**WORK INSTRUCTIONS**
In the entries below, how many lines hold the string "that"? Give only the number.

-- start PROVIDED DATA --

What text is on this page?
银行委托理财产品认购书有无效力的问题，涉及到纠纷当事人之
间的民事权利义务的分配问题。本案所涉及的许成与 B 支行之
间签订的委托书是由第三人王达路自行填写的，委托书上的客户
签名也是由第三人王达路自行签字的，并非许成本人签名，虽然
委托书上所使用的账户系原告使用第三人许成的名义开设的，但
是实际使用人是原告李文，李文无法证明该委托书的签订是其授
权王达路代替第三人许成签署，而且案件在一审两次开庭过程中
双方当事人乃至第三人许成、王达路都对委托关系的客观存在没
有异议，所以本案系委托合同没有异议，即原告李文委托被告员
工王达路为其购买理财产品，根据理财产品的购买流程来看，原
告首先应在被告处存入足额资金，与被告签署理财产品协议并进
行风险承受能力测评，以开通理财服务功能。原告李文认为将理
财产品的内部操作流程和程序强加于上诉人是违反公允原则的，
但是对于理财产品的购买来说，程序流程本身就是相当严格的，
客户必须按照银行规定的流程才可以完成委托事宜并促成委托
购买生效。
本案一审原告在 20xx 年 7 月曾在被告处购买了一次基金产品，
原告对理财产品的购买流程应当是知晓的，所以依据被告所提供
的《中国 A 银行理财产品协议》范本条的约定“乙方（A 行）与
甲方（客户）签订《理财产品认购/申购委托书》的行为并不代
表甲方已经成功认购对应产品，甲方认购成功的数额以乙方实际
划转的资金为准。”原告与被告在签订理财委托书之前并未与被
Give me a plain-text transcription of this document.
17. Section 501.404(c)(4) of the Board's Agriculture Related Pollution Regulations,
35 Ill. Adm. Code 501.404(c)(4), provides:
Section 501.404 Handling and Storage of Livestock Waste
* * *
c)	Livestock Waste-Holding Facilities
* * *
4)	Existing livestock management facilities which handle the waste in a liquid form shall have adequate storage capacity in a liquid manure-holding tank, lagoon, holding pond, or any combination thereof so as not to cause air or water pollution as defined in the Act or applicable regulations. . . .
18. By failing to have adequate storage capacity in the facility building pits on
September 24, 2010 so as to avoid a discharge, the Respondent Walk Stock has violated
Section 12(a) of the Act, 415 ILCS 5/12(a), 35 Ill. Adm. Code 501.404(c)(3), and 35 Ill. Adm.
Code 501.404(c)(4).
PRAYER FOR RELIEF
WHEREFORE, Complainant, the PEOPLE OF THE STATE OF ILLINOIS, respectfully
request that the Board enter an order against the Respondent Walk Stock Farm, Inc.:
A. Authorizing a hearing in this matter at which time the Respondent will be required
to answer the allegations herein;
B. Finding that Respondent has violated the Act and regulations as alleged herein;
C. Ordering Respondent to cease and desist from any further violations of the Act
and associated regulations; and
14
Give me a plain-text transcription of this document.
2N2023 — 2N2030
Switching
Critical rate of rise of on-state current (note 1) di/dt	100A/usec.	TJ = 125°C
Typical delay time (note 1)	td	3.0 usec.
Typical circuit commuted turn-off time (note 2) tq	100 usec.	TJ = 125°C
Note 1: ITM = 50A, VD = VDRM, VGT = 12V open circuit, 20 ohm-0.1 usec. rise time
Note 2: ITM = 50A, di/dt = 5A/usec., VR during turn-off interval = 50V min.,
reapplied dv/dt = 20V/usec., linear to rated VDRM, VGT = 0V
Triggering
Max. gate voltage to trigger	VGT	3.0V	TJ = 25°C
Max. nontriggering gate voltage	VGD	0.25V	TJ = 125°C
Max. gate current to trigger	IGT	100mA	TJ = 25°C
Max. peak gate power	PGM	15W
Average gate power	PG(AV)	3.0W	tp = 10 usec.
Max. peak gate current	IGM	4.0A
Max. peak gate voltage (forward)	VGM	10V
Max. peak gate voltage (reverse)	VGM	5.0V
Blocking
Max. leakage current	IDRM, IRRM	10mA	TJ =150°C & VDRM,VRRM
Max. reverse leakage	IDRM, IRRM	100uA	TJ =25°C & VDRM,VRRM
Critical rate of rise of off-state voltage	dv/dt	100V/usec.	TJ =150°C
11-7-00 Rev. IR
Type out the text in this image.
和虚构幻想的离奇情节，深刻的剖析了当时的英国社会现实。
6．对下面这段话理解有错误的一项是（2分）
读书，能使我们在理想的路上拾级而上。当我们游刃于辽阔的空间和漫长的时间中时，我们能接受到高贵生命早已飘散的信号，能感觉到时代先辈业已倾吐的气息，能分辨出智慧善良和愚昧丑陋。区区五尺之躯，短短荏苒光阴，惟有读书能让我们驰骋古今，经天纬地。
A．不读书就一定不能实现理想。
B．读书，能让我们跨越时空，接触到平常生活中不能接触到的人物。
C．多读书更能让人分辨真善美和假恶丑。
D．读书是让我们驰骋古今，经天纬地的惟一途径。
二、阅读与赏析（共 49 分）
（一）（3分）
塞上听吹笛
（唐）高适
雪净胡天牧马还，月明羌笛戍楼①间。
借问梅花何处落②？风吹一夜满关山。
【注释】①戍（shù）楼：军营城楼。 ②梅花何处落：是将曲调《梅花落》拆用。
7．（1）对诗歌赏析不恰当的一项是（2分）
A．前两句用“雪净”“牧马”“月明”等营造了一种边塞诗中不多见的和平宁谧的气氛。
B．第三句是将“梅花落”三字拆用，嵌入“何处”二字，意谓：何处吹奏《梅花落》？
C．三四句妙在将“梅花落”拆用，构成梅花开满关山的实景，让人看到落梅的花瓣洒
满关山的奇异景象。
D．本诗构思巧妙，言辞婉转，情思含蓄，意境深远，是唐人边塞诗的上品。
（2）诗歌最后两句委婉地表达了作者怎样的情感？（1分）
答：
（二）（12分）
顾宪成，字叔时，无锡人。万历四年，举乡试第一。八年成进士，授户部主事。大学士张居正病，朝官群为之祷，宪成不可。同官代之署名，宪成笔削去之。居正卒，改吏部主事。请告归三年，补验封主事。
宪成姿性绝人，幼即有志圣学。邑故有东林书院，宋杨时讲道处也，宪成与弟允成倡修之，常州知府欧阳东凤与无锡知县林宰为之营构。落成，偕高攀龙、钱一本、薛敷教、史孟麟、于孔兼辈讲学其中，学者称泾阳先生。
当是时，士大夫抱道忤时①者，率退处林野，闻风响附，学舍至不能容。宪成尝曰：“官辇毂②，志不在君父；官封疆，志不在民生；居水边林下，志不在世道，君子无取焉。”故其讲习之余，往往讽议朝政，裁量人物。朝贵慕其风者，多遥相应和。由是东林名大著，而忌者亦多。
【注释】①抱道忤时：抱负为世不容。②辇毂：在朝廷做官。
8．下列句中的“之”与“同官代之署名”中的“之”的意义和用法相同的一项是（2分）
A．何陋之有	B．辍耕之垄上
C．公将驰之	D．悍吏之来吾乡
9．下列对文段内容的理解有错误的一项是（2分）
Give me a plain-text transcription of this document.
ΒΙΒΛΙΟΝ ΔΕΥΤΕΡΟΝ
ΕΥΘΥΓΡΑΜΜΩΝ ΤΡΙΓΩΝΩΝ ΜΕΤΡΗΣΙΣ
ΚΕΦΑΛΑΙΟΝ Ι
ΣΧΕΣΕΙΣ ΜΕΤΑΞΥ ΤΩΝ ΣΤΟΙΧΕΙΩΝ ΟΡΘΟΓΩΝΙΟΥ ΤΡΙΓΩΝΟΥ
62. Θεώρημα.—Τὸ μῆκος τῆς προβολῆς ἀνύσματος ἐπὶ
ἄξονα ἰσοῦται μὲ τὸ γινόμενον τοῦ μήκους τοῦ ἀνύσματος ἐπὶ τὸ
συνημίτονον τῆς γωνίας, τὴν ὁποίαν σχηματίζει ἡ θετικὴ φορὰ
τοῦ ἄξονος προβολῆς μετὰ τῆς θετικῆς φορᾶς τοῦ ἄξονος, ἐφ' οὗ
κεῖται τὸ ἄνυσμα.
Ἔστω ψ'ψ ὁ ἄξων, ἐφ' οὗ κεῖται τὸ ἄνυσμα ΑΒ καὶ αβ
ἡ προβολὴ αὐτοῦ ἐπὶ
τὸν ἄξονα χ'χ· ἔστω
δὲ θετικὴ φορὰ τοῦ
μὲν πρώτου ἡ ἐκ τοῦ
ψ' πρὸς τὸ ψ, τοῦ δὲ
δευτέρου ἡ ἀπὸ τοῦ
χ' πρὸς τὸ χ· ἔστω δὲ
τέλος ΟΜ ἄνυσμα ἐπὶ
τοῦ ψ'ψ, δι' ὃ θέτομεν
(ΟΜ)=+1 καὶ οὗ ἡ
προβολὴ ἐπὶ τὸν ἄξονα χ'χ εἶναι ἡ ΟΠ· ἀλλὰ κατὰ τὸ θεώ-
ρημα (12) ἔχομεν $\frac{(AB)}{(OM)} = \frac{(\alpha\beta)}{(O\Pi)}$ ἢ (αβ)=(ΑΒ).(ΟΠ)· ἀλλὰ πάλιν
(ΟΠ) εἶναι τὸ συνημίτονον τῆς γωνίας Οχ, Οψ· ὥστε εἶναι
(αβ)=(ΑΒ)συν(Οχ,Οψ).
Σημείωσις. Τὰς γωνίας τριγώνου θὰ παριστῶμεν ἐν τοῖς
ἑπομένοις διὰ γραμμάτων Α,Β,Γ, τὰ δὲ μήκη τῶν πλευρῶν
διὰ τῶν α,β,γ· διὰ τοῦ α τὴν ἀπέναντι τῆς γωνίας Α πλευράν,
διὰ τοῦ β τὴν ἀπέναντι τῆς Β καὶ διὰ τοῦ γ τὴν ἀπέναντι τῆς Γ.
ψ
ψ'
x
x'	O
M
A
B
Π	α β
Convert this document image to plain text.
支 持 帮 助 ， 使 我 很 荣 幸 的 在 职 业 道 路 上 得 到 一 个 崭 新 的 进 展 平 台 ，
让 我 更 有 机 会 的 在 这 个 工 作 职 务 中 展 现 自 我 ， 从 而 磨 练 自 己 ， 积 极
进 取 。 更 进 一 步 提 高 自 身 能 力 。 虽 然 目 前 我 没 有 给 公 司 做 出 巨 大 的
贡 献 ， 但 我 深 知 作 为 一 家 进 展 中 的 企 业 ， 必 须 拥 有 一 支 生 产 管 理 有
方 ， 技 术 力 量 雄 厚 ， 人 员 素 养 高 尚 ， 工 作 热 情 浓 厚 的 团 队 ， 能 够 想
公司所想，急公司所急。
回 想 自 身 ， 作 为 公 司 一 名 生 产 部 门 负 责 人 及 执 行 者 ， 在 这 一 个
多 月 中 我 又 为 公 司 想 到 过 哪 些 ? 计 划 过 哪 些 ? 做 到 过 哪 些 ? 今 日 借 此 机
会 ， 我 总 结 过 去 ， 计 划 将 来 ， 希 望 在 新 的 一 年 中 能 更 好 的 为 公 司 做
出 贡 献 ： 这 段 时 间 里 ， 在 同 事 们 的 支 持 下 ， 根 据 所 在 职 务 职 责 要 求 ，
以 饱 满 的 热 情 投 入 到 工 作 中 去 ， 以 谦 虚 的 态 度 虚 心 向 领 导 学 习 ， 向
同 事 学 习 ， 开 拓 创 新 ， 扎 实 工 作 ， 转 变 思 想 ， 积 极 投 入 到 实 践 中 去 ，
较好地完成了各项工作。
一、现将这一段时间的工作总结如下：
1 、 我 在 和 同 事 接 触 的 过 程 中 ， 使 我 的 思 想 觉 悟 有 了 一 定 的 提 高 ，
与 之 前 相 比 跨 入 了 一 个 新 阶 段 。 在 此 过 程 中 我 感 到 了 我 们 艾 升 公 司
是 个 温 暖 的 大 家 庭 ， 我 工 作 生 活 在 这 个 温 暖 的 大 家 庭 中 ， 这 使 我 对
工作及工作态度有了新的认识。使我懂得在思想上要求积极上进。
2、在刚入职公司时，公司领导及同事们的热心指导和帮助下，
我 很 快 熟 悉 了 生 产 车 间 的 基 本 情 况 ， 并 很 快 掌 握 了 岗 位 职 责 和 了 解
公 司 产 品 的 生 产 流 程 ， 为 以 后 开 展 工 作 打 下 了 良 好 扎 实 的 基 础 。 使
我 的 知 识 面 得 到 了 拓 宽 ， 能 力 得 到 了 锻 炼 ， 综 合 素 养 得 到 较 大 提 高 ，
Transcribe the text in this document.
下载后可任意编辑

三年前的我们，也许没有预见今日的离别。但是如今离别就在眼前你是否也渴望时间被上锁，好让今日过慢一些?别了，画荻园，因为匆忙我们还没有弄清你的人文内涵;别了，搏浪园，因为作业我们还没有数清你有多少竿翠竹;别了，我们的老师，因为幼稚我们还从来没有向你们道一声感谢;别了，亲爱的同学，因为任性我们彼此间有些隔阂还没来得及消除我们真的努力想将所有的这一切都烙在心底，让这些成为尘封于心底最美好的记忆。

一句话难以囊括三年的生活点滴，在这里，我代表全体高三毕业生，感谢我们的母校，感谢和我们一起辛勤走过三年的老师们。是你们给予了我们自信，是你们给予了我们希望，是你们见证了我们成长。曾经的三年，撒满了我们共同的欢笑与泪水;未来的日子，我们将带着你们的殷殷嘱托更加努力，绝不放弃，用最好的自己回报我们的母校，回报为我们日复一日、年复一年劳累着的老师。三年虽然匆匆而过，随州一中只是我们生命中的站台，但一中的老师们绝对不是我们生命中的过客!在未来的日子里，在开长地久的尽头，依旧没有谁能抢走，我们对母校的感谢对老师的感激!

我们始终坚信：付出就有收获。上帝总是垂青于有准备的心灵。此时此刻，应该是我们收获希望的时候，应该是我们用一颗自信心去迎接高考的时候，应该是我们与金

-- end PROVIDED DATA --

**WRITTEN SOLUTION**
2